Resume the passage about society's mold and the need to unlearn it, picking up right after its final sentence.

* Given passage:
__________
The majority dictates society. You’ve got to learn to deal with it. You’ve got to fit in and know the rules. You’ve got to have a minimum of social intelligence. That’s what you learn when you go to school: how to interact with others. We also get our head stuffed with formatted knowledge we’re told is going to be useful later. We’re taught a myriad of principles and values, manners of speaking and behaving are hammered into us, so we will fit into the mold of society.
School, but also our families and friends contribute to creating this mold. Don’t get me wrong here, the mold is important: thanks to it, we’re able to grow into independent adults. The mold is shaping us, but it also stifles our creativity, polishing and erasing some of our too quirky character traits, our overflowing imagination and our ability to dream. It shapes us so it can have us all fit in perfectly.
Yet it also allows us to interact with the others; as it dictates the path of the majority, it turns us into standards. I don’t doubt in the least the importance of knowing how to behave within society and having a minimum of social intelligence. However, a crucial step is missing after the thorough brainwashing we’ve been put through: we need to know how to unlearn it all.
__________
* Record extracts:
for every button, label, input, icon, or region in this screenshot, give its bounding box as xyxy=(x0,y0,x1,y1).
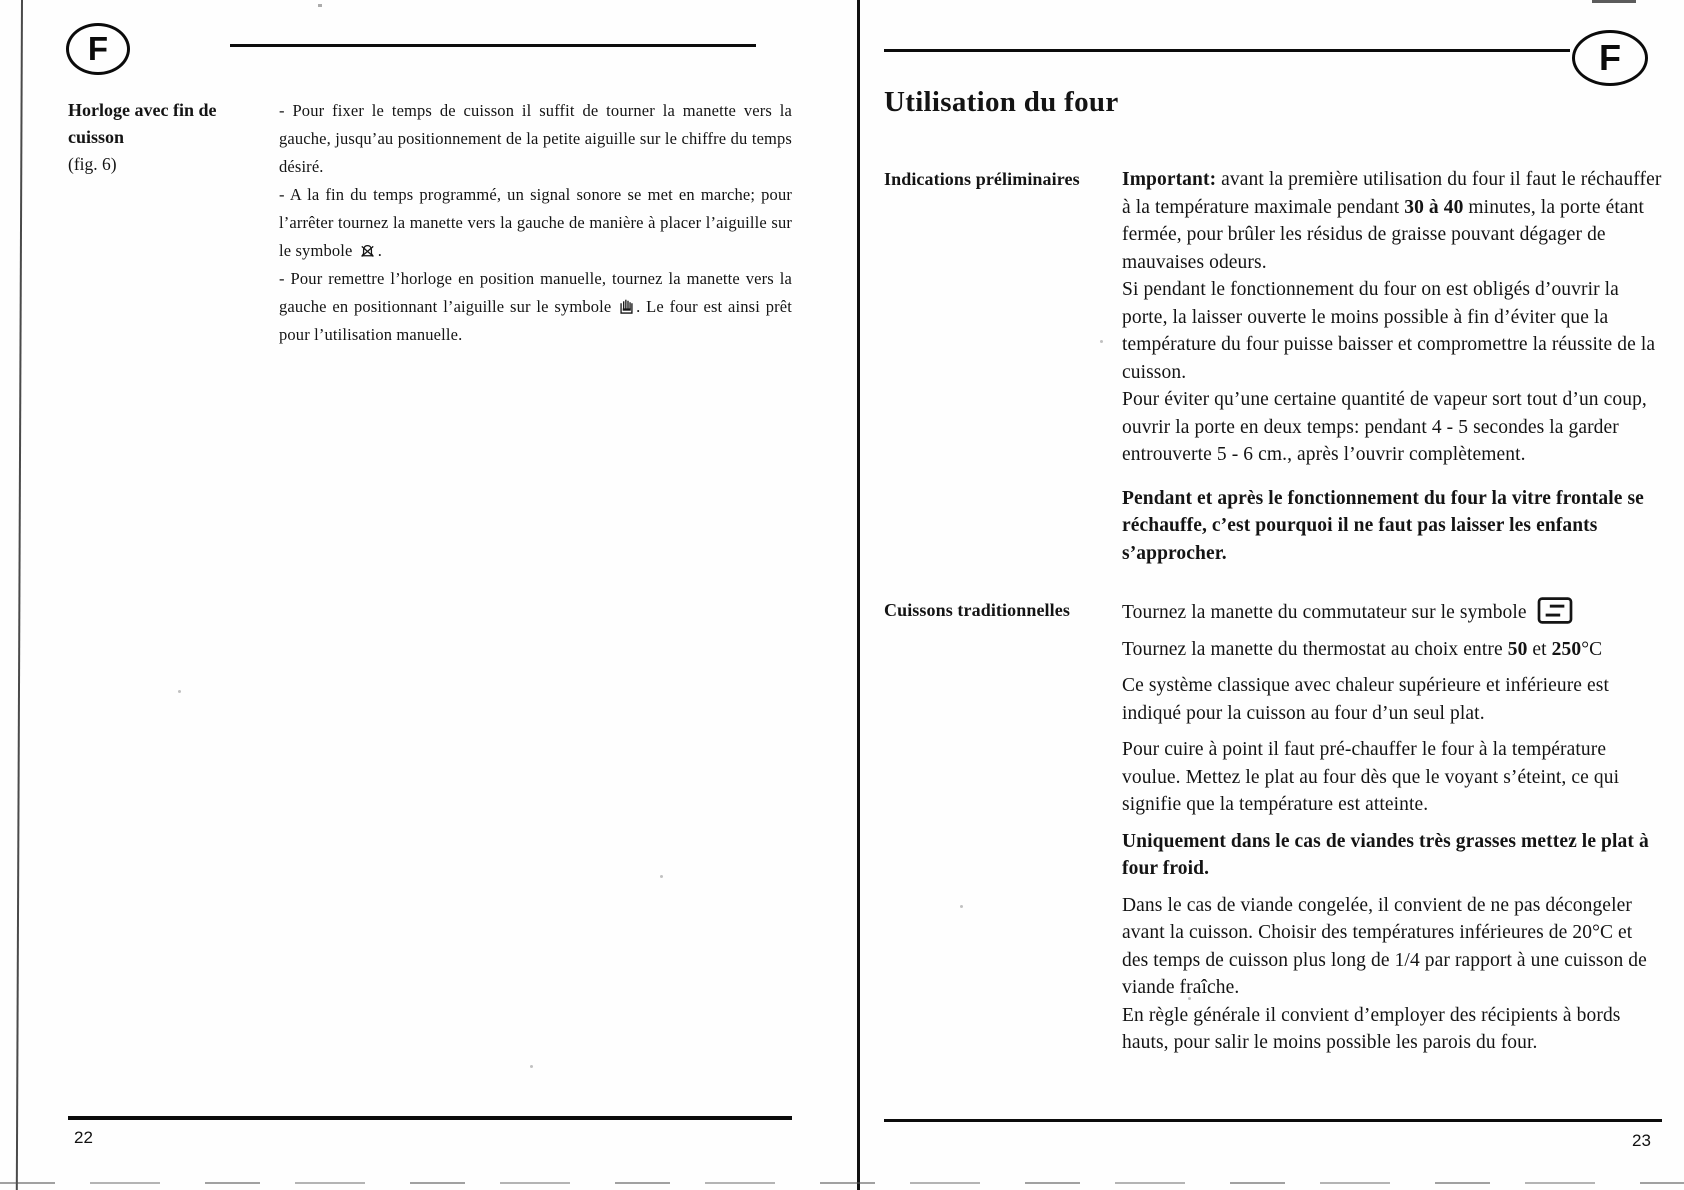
__________
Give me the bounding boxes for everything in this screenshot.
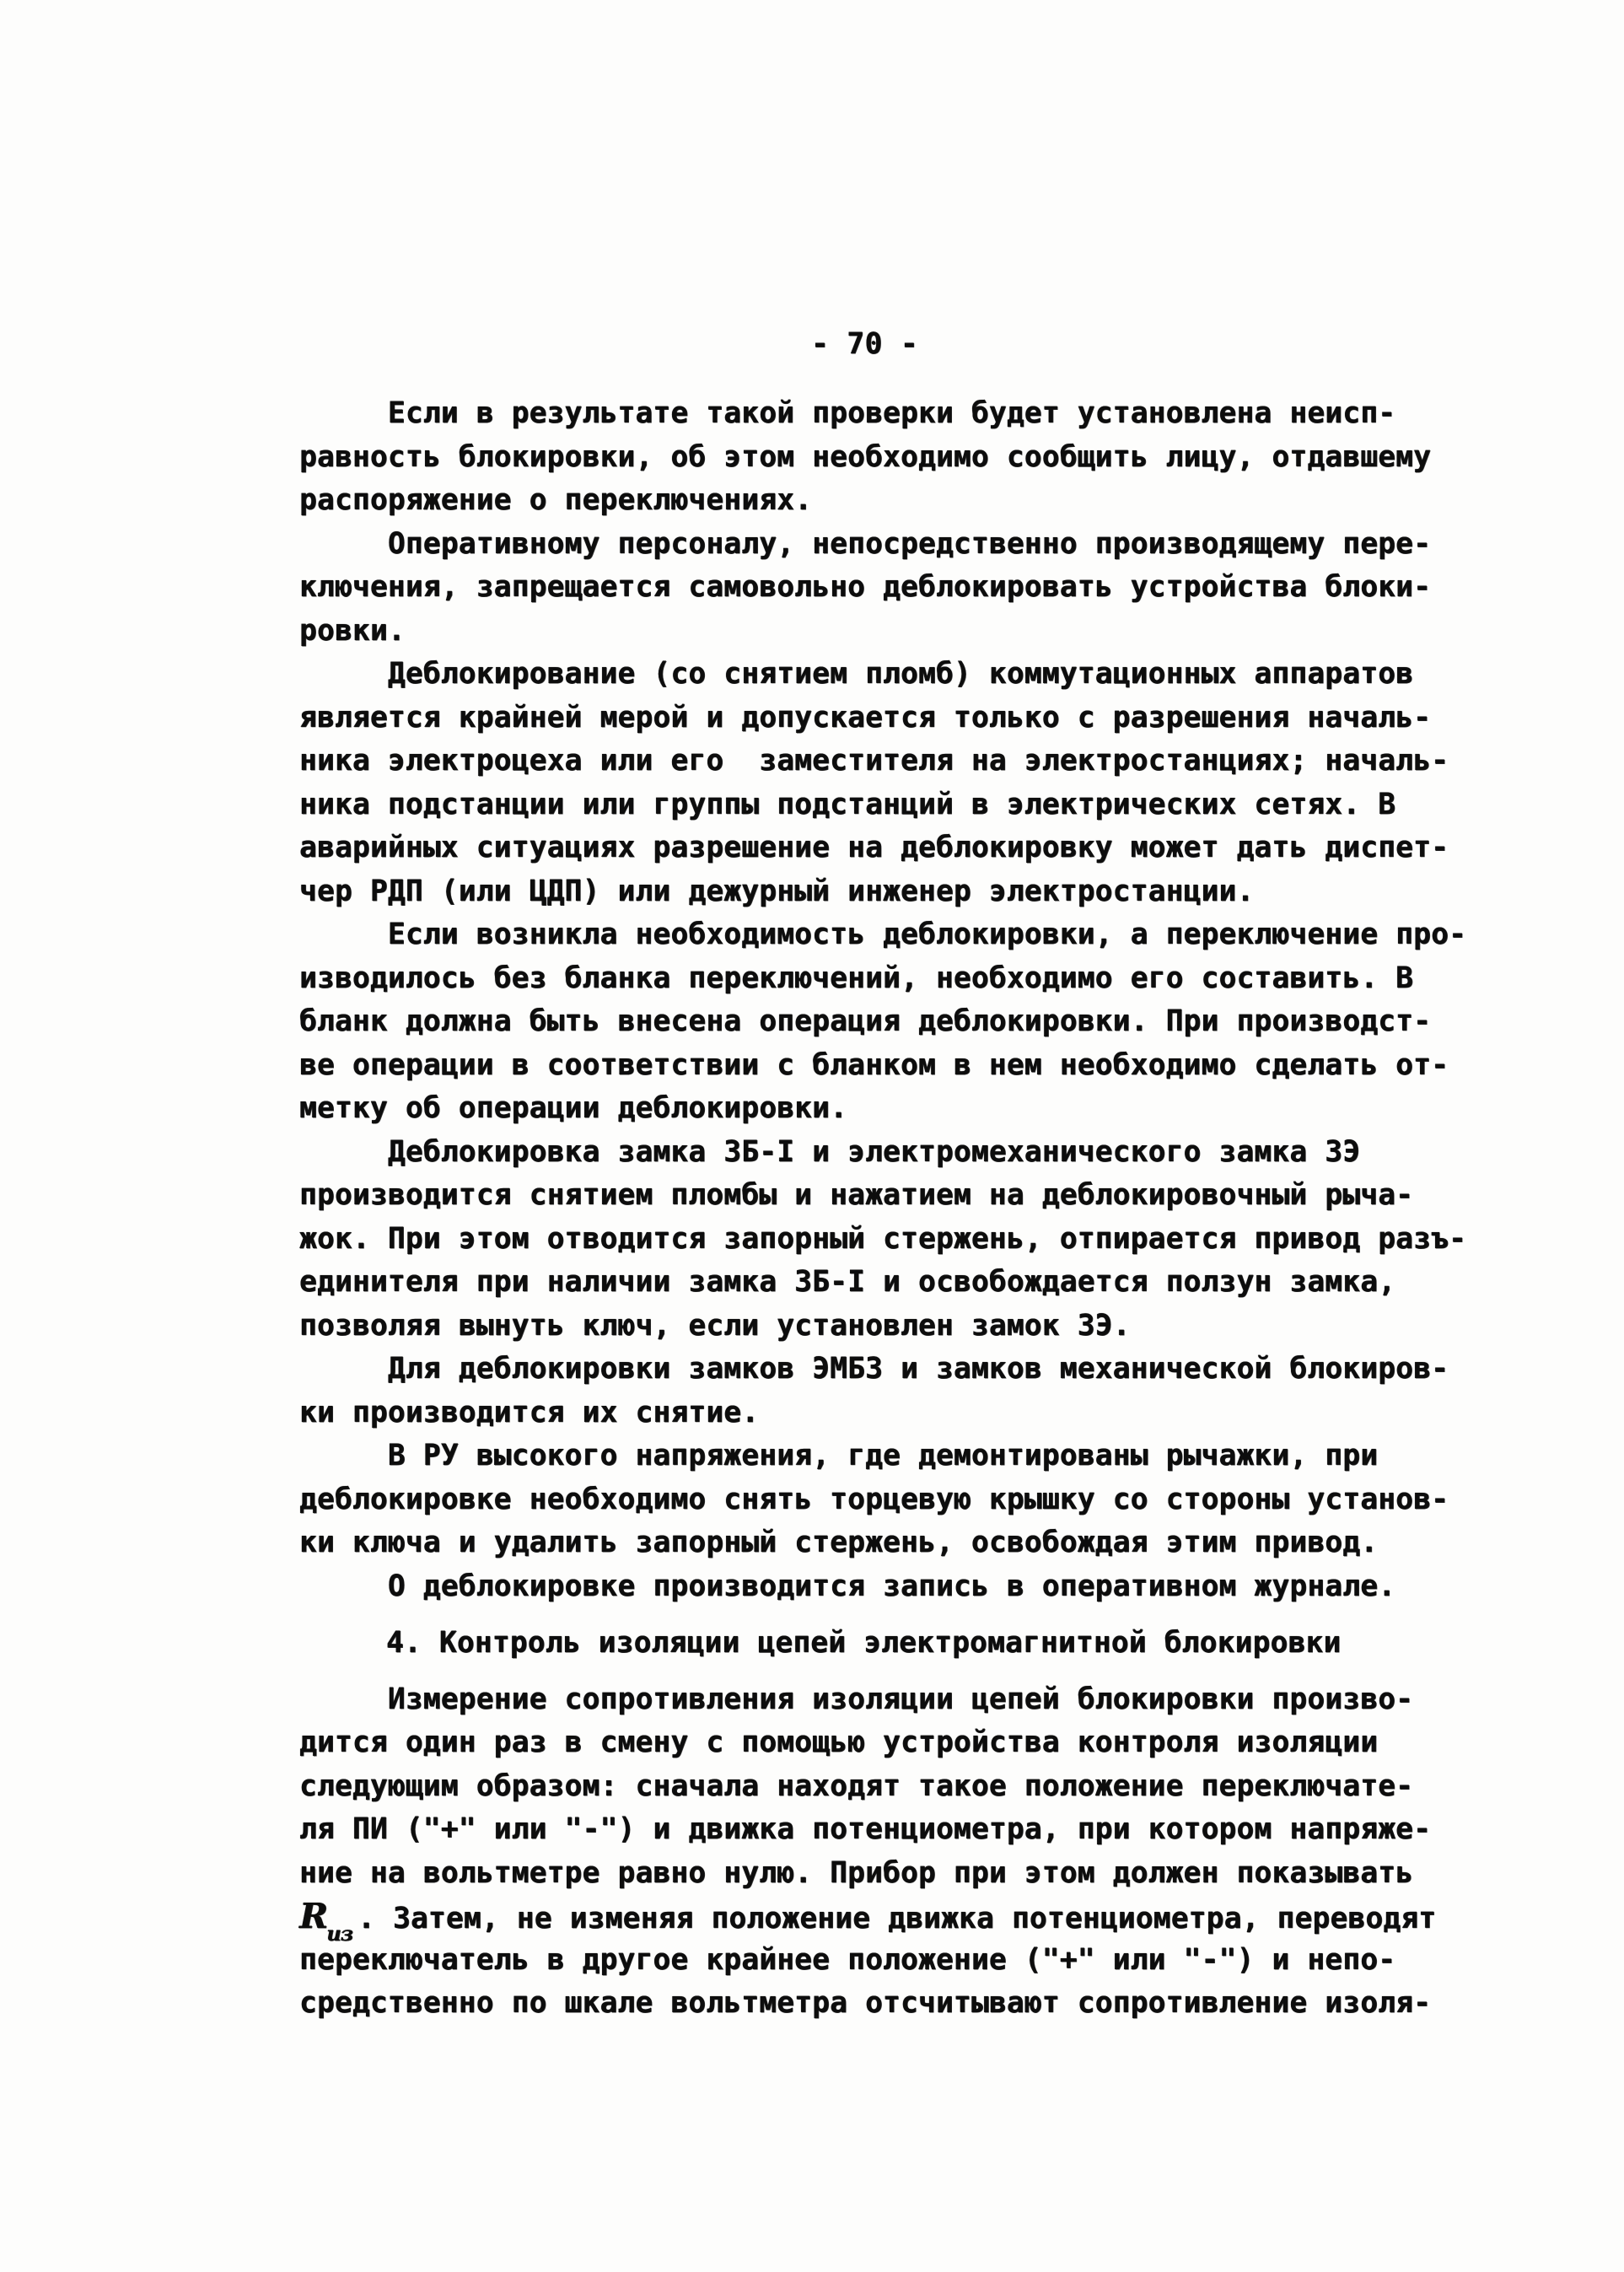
__________
* Exercise result:
Because our entourage, our families, teachers, schools and friends, the very people who are supposed to protect us no matter what, are actually undermining our self-confidence. When they tell us to beware other people’s opinion and warn us not to take one step outside the society’s mold, otherwise people will look at us funny and laugh at us, and our parents will get remarks from other parents and feel embarrassed.
The whole society seems to be watching us, trying to predict when we’re going to fail and go off the rails. People who go off the rails are not looked upon kindly. Little by little we begin to lose our self-confidence and we let people’s opinion take precedence over our own wishes and desires. Some things we are afraid to do, some others we don’t even dare to try or voice anymore.
No one ever teaches us that we need to leave this mold aside some day and think about our own aspirations. We’re obsessed by school and the studies we should be doing in the future, the ones our parents or our friends want us to do and in the end, we don’t even know what we really want to do. And so we just comply with society’s expectations: if we are good at math, we’ll do a scientific prep class or join a computer school. If we’re good at literature or foreign languages, we’ll do a literary prep class or go to college. What if we don’t succeed within the regular school system? In that case, there are other options still.
The years pass in a swirl of studies or work and we move on, head in the game, trying to meet society’s expectations, to fit into the mold and accomplish everything our parents or our entourage expect from us, just so they would be proud of us and congratulate us. All this so they would «validate » us.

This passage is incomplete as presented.